[TINDAKAN YANG DIPERLUKAN]
1) Menurut berita tentang tanggapan Amnesty International Indonesia, berapa peristiwa pelanggaran HAM berat yang dibatasi dalam pengakuan Jokowi?
2) Cetak tanpa perubahan bagian berita tentang tanggapan Amnesty International Indonesia yang dibuka dengan kata-kata berisi "Menurut Usman, pengabaian" dan ditutup dengan "pada masa lalu.".

JAKARTA, KOMPAS.com - Amnesty International Indonesia memberikan respons terkait dengan pengakuan presiden Joko Widodo (Jokowi) atas pelanggaran Hak Asasi Manusia (HAM) berat masa lalu yang terjadi di Indoensia.
Direktur Eksekutif Amnesty International Indonesia Usman Hamid menilai, pengakuan itu tidak akan ada artinya tanpa adanya pertanggungjawaban hukum dan keadilan untuk korban.
"Menurut pendapat kami, pengakuan Presiden Joko Widodo atas pelanggaran HAM di masa lalu tersebut tidak ada artinya tanpa pertanggungjawaban hukum dan keadilan bagi korban," kata Usman Hamid dalam keterangan tertulis, Kamis (12/1/2023).
Ia juga menyayangkan sikap Jokowi ini sudah lama tertunda dan membuat penderitaan para korban pelanggaran HAM begitu banyak diabaikan.
Baca juga: Menkumham: Pemerintah Sangat Berkeinginan Selesaikan Kasus Pelanggaran HAM Berat
Usman Hamid mengatakan, pengakuan ini bisa justru jadi luka baru kepada para korban jika upaya untuk mengadili para pelaku tidak dilakukan.
"Pengakuan belaka tanpa upaya mengadili mereka yang bertanggung jawab atas pelanggaran HAM masa lalu hanya akan menambah garam pada luka korban dan keluarganya. Sederhananya, pernyataan Presiden tersebut tidak besar artinya tanpa adanya akuntabilitas," ujarnya.
Selain itu, Usman juga menyoroti pengakuan Jokowi yang hanya membatasi 12 peristiwa pelanggaran HAM berat.
Padahal, kata Usman, kejahatan pelanggaran HAM berat lebih dari 12 kasus yang seharusnya diakui oleh Jokowi.
"Antara lain, pelanggaran yang dilakukan selama operasi militer di Timor Timur, tragedi Tanjung Priok 1983, peristiwa penyerangan 27 Juli 1996, atau kasus pembunuhan Munir 2004," kata Usman.
Menurut Usman, pengabaian Jokowi atas kasus pelanggaran HAM berat di luar 12 kasus yang diakui adalah sebuah penghinaan bagi para korban.
Baca juga: 3 Poin Pernyataan Jokowi soal Pelanggaran HAM Berat
Sebelumnya, Presiden Jokowi menyatakan bahwa pelanggaran HAM berat memang terjadi pada masa lalu.
Hal itu disampaikan Jokowi setelah menerima laporan dari Tim Penyelesaian Non Yudisial Pelanggaran Hak Asasi Manusia (PPHAM) di Istana Negara pada Rabu (11/1/2023).

[DATA YANG DISEDIAKAN]
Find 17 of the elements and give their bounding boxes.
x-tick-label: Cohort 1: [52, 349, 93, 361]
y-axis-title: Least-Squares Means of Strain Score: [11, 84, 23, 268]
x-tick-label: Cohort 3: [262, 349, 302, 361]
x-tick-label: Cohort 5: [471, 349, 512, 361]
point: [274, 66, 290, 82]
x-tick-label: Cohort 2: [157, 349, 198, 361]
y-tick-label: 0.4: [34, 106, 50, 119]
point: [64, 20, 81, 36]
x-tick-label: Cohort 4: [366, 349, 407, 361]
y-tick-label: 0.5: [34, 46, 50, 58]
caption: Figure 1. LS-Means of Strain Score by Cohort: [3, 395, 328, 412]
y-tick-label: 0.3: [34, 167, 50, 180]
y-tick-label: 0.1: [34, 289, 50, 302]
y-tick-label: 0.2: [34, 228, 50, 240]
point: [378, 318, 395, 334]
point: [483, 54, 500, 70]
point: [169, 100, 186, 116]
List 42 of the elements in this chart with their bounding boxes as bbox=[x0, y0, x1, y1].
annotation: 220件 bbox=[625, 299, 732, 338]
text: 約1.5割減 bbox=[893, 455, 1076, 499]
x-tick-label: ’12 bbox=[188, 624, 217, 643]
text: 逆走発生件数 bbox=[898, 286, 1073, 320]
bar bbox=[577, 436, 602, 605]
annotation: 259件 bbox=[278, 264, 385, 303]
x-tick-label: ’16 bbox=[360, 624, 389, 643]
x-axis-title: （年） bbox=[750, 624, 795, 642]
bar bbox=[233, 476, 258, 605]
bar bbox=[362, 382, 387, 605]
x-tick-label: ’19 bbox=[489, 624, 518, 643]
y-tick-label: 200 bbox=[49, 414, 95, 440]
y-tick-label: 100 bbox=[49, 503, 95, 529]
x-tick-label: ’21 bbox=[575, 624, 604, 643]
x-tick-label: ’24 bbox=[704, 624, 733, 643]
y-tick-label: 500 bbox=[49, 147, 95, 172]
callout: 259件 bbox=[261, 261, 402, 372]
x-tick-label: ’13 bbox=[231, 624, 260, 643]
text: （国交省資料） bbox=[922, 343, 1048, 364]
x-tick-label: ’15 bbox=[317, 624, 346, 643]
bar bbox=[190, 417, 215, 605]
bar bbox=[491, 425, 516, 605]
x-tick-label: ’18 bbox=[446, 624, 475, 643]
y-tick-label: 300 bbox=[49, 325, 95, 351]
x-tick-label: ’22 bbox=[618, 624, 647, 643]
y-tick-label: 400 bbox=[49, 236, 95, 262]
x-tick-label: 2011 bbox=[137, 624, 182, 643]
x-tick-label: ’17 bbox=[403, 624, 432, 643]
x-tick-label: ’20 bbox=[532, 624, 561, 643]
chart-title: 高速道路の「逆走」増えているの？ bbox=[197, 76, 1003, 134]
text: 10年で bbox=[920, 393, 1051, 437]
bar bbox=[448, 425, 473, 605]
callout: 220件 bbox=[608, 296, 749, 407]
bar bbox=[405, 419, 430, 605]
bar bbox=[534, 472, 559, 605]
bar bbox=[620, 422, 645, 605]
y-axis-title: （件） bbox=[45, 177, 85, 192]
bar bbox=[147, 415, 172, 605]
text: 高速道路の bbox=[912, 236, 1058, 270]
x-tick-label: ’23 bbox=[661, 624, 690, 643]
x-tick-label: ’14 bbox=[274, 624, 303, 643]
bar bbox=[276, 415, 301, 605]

[JAWABAN PER NOMOR]
1) 12 peristiwa.

2)
Menurut Usman, pengabaian Jokowi atas kasus pelanggaran HAM berat di luar 12 kasus yang diakui adalah sebuah penghinaan bagi para korban.
Baca juga: 3 Poin Pernyataan Jokowi soal Pelanggaran HAM Berat
Sebelumnya, Presiden Jokowi menyatakan bahwa pelanggaran HAM berat memang terjadi pada masa lalu.